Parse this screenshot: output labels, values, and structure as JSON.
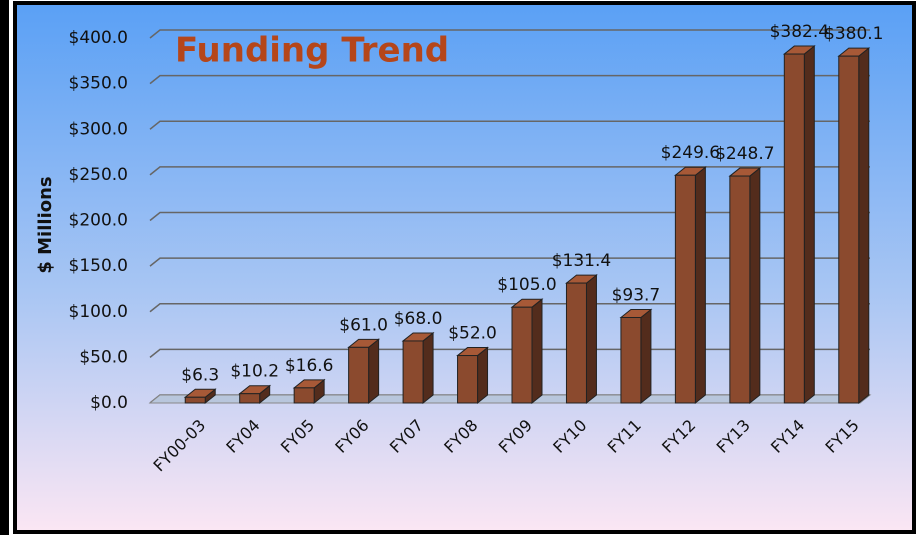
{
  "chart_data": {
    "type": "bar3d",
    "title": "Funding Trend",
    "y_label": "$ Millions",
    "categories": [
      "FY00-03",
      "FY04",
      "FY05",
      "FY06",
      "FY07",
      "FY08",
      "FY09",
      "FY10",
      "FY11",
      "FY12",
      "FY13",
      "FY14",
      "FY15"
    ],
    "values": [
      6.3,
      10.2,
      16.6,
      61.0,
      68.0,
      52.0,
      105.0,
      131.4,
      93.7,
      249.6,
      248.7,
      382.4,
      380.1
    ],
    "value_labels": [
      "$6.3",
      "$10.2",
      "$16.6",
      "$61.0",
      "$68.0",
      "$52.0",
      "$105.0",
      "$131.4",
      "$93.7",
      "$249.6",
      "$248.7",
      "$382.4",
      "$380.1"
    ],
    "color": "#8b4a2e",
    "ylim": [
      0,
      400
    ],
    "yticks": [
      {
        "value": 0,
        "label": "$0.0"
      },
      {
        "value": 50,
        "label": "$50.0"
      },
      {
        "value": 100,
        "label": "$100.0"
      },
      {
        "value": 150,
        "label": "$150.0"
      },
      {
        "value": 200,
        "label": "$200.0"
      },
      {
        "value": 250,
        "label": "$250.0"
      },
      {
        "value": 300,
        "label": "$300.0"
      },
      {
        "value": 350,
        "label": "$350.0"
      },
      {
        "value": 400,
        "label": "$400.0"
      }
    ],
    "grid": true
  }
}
• • • • • • •
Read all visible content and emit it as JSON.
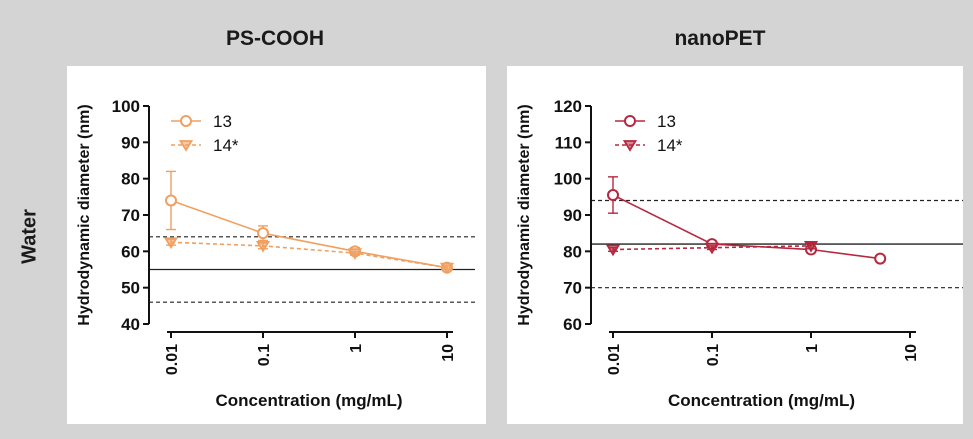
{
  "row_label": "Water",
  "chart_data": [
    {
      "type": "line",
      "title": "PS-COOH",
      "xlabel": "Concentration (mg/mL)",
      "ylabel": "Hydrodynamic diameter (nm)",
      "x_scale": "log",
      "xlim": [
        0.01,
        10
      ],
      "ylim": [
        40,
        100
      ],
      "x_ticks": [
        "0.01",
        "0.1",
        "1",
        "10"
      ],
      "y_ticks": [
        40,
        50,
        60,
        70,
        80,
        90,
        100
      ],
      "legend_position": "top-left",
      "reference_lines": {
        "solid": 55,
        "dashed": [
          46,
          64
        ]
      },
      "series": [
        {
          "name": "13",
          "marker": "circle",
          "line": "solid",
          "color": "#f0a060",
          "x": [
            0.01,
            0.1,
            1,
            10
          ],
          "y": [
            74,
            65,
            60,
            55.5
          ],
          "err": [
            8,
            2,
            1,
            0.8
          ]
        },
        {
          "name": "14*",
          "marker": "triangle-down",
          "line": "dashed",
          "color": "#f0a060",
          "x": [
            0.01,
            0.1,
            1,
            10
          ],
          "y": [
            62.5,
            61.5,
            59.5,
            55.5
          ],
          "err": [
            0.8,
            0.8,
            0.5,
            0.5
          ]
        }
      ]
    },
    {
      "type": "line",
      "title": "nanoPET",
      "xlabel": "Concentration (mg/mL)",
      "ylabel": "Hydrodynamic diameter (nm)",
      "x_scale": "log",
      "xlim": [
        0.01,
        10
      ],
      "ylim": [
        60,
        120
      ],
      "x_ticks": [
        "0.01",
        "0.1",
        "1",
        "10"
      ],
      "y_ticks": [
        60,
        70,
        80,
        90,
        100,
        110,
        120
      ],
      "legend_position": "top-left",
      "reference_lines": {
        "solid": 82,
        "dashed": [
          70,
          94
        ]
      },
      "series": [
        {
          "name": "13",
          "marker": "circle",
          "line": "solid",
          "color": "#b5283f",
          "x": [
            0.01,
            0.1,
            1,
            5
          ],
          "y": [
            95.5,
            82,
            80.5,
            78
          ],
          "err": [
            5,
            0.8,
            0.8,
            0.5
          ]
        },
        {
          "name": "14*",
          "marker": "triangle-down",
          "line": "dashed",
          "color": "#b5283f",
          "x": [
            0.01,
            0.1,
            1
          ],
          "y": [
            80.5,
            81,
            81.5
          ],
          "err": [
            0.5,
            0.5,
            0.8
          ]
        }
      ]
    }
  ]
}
• • • • • • •
= What to work on =
Select all lines in the listing that include the word "solid".

= Worked answer =
        "solid": 55,
          "line": "solid",
        "solid": 82,
          "line": "solid",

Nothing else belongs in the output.